■ **What you should do**
Copy each line of the records below without changing a thing.

■ **Input records**
****************************************

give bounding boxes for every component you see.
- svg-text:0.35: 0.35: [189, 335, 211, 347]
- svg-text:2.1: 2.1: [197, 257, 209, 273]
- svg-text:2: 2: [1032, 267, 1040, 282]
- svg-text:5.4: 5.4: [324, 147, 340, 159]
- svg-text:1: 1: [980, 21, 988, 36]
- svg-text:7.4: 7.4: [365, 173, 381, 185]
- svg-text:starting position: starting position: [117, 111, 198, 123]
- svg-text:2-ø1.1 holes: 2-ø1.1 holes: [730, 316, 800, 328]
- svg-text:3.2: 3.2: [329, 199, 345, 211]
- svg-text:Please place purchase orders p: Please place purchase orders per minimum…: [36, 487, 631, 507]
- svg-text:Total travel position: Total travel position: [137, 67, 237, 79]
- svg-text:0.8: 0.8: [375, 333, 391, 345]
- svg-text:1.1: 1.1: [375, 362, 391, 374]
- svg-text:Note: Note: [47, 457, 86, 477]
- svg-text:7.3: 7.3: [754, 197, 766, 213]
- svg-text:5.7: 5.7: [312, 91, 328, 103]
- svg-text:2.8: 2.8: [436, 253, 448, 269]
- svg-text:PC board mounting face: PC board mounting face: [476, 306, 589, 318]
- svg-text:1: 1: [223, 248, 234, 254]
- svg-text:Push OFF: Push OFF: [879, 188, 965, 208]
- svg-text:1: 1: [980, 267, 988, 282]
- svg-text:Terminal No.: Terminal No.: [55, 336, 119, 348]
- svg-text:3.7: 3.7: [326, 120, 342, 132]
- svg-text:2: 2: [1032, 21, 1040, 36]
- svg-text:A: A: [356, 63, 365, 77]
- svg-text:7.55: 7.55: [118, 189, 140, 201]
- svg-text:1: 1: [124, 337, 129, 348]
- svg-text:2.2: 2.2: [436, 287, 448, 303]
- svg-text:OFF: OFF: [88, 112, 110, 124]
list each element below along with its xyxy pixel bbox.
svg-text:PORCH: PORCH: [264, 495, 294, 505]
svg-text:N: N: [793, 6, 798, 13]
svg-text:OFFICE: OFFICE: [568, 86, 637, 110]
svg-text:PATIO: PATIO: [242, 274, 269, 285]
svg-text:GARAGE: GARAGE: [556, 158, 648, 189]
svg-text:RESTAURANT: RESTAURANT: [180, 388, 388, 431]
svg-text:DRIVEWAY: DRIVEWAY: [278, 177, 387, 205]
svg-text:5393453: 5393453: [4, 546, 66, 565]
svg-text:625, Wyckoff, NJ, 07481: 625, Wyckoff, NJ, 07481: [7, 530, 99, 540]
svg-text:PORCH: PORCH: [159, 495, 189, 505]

****************************************

■ **Answer for the task**
give bounding boxes for every component you see.
- svg-text:0.35: 0.35: [189, 335, 211, 347]
- svg-text:2.1: 2.1: [197, 257, 209, 273]
- svg-text:2: 2: [1032, 267, 1040, 282]
- svg-text:5.4: 5.4: [324, 147, 340, 159]
- svg-text:1: 1: [980, 21, 988, 36]
- svg-text:7.4: 7.4: [365, 173, 381, 185]
- svg-text:starting position: starting position: [117, 111, 198, 123]
- svg-text:2-ø1.1 holes: 2-ø1.1 holes: [730, 316, 800, 328]
- svg-text:3.2: 3.2: [329, 199, 345, 211]
- svg-text:Please place purchase orders p: Please place purchase orders per minimum…: [36, 487, 631, 507]
- svg-text:Total travel position: Total travel position: [137, 67, 237, 79]
- svg-text:0.8: 0.8: [375, 333, 391, 345]
- svg-text:1.1: 1.1: [375, 362, 391, 374]
- svg-text:Note: Note: [47, 457, 86, 477]
- svg-text:7.3: 7.3: [754, 197, 766, 213]
- svg-text:5.7: 5.7: [312, 91, 328, 103]
- svg-text:2.8: 2.8: [436, 253, 448, 269]
- svg-text:PC board mounting face: PC board mounting face: [476, 306, 589, 318]
- svg-text:1: 1: [223, 248, 234, 254]
- svg-text:Push OFF: Push OFF: [879, 188, 965, 208]
- svg-text:1: 1: [980, 267, 988, 282]
- svg-text:Terminal No.: Terminal No.: [55, 336, 119, 348]
- svg-text:3.7: 3.7: [326, 120, 342, 132]
- svg-text:2: 2: [1032, 21, 1040, 36]
- svg-text:A: A: [356, 63, 365, 77]
- svg-text:7.55: 7.55: [118, 189, 140, 201]
- svg-text:1: 1: [124, 337, 129, 348]
- svg-text:2.2: 2.2: [436, 287, 448, 303]
- svg-text:OFF: OFF: [88, 112, 110, 124]
list each element below along with its xyxy pixel bbox.
svg-text:PORCH: PORCH: [264, 495, 294, 505]
svg-text:N: N: [793, 6, 798, 13]
svg-text:OFFICE: OFFICE: [568, 86, 637, 110]
svg-text:PATIO: PATIO: [242, 274, 269, 285]
svg-text:GARAGE: GARAGE: [556, 158, 648, 189]
svg-text:RESTAURANT: RESTAURANT: [180, 388, 388, 431]
svg-text:DRIVEWAY: DRIVEWAY: [278, 177, 387, 205]
svg-text:5393453: 5393453: [4, 546, 66, 565]
svg-text:625, Wyckoff, NJ, 07481: 625, Wyckoff, NJ, 07481: [7, 530, 99, 540]
svg-text:PORCH: PORCH: [159, 495, 189, 505]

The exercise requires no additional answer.